RECORDED DATA:
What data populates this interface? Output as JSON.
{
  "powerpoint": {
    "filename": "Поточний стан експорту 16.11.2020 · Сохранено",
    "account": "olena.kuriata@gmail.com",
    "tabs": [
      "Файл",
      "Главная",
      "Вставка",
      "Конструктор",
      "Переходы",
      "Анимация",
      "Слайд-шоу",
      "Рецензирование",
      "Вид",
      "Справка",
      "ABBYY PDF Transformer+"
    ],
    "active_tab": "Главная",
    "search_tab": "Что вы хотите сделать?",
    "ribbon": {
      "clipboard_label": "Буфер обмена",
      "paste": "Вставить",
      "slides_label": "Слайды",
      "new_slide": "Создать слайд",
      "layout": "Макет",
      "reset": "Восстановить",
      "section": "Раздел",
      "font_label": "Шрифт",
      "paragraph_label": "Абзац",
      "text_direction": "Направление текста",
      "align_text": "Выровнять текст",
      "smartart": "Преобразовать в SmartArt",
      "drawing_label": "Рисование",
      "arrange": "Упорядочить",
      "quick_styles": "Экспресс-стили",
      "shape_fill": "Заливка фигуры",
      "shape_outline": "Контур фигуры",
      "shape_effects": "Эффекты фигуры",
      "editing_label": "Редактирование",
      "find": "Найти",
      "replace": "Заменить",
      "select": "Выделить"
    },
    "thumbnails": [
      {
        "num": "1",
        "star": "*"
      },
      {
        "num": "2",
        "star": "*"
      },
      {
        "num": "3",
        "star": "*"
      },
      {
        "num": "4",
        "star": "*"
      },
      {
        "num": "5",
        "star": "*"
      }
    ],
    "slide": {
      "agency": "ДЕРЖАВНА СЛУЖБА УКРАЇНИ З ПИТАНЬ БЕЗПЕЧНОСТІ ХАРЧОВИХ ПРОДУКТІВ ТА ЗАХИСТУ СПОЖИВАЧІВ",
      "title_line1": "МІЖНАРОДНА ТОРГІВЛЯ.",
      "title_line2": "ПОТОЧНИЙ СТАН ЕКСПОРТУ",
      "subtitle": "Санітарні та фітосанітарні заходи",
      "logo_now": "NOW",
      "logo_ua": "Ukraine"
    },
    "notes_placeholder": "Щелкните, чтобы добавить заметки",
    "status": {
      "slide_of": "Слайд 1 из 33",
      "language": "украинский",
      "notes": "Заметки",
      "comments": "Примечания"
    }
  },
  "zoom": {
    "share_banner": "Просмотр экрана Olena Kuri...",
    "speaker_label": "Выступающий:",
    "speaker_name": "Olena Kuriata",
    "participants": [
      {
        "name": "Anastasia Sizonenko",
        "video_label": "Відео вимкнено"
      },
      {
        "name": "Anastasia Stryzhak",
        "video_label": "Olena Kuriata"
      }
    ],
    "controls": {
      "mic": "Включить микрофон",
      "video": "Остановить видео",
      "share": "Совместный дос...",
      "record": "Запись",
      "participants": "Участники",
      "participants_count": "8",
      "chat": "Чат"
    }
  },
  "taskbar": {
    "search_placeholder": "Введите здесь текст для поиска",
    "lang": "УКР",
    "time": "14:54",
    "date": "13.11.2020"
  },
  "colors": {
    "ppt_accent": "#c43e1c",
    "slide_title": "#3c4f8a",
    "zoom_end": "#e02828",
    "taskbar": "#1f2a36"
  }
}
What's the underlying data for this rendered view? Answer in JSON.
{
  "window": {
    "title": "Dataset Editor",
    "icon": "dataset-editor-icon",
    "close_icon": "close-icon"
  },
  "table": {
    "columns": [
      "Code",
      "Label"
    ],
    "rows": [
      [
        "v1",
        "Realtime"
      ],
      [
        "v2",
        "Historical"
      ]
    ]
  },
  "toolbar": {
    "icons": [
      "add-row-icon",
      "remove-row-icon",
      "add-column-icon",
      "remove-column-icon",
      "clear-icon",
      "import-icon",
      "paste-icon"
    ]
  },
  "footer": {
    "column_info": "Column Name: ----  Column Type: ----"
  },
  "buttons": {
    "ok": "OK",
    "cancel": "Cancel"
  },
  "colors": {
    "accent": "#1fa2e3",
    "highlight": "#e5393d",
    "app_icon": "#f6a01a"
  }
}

REQUIRED TASK:
Print the whole listing again, exactly.

SOLUTION TO THIS EXERCISE:
What data populates this interface? Output as JSON.
{
  "powerpoint": {
    "filename": "Поточний стан експорту 16.11.2020 · Сохранено",
    "account": "olena.kuriata@gmail.com",
    "tabs": [
      "Файл",
      "Главная",
      "Вставка",
      "Конструктор",
      "Переходы",
      "Анимация",
      "Слайд-шоу",
      "Рецензирование",
      "Вид",
      "Справка",
      "ABBYY PDF Transformer+"
    ],
    "active_tab": "Главная",
    "search_tab": "Что вы хотите сделать?",
    "ribbon": {
      "clipboard_label": "Буфер обмена",
      "paste": "Вставить",
      "slides_label": "Слайды",
      "new_slide": "Создать слайд",
      "layout": "Макет",
      "reset": "Восстановить",
      "section": "Раздел",
      "font_label": "Шрифт",
      "paragraph_label": "Абзац",
      "text_direction": "Направление текста",
      "align_text": "Выровнять текст",
      "smartart": "Преобразовать в SmartArt",
      "drawing_label": "Рисование",
      "arrange": "Упорядочить",
      "quick_styles": "Экспресс-стили",
      "shape_fill": "Заливка фигуры",
      "shape_outline": "Контур фигуры",
      "shape_effects": "Эффекты фигуры",
      "editing_label": "Редактирование",
      "find": "Найти",
      "replace": "Заменить",
      "select": "Выделить"
    },
    "thumbnails": [
      {
        "num": "1",
        "star": "*"
      },
      {
        "num": "2",
        "star": "*"
      },
      {
        "num": "3",
        "star": "*"
      },
      {
        "num": "4",
        "star": "*"
      },
      {
        "num": "5",
        "star": "*"
      }
    ],
    "slide": {
      "agency": "ДЕРЖАВНА СЛУЖБА УКРАЇНИ З ПИТАНЬ БЕЗПЕЧНОСТІ ХАРЧОВИХ ПРОДУКТІВ ТА ЗАХИСТУ СПОЖИВАЧІВ",
      "title_line1": "МІЖНАРОДНА ТОРГІВЛЯ.",
      "title_line2": "ПОТОЧНИЙ СТАН ЕКСПОРТУ",
      "subtitle": "Санітарні та фітосанітарні заходи",
      "logo_now": "NOW",
      "logo_ua": "Ukraine"
    },
    "notes_placeholder": "Щелкните, чтобы добавить заметки",
    "status": {
      "slide_of": "Слайд 1 из 33",
      "language": "украинский",
      "notes": "Заметки",
      "comments": "Примечания"
    }
  },
  "zoom": {
    "share_banner": "Просмотр экрана Olena Kuri...",
    "speaker_label": "Выступающий:",
    "speaker_name": "Olena Kuriata",
    "participants": [
      {
        "name": "Anastasia Sizonenko",
        "video_label": "Відео вимкнено"
      },
      {
        "name": "Anastasia Stryzhak",
        "video_label": "Olena Kuriata"
      }
    ],
    "controls": {
      "mic": "Включить микрофон",
      "video": "Остановить видео",
      "share": "Совместный дос...",
      "record": "Запись",
      "participants": "Участники",
      "participants_count": "8",
      "chat": "Чат"
    }
  },
  "taskbar": {
    "search_placeholder": "Введите здесь текст для поиска",
    "lang": "УКР",
    "time": "14:54",
    "date": "13.11.2020"
  },
  "colors": {
    "ppt_accent": "#c43e1c",
    "slide_title": "#3c4f8a",
    "zoom_end": "#e02828",
    "taskbar": "#1f2a36"
  }
}
What's the underlying data for this rendered view? Answer in JSON.
{
  "window": {
    "title": "Dataset Editor",
    "icon": "dataset-editor-icon",
    "close_icon": "close-icon"
  },
  "table": {
    "columns": [
      "Code",
      "Label"
    ],
    "rows": [
      [
        "v1",
        "Realtime"
      ],
      [
        "v2",
        "Historical"
      ]
    ]
  },
  "toolbar": {
    "icons": [
      "add-row-icon",
      "remove-row-icon",
      "add-column-icon",
      "remove-column-icon",
      "clear-icon",
      "import-icon",
      "paste-icon"
    ]
  },
  "footer": {
    "column_info": "Column Name: ----  Column Type: ----"
  },
  "buttons": {
    "ok": "OK",
    "cancel": "Cancel"
  },
  "colors": {
    "accent": "#1fa2e3",
    "highlight": "#e5393d",
    "app_icon": "#f6a01a"
  }
}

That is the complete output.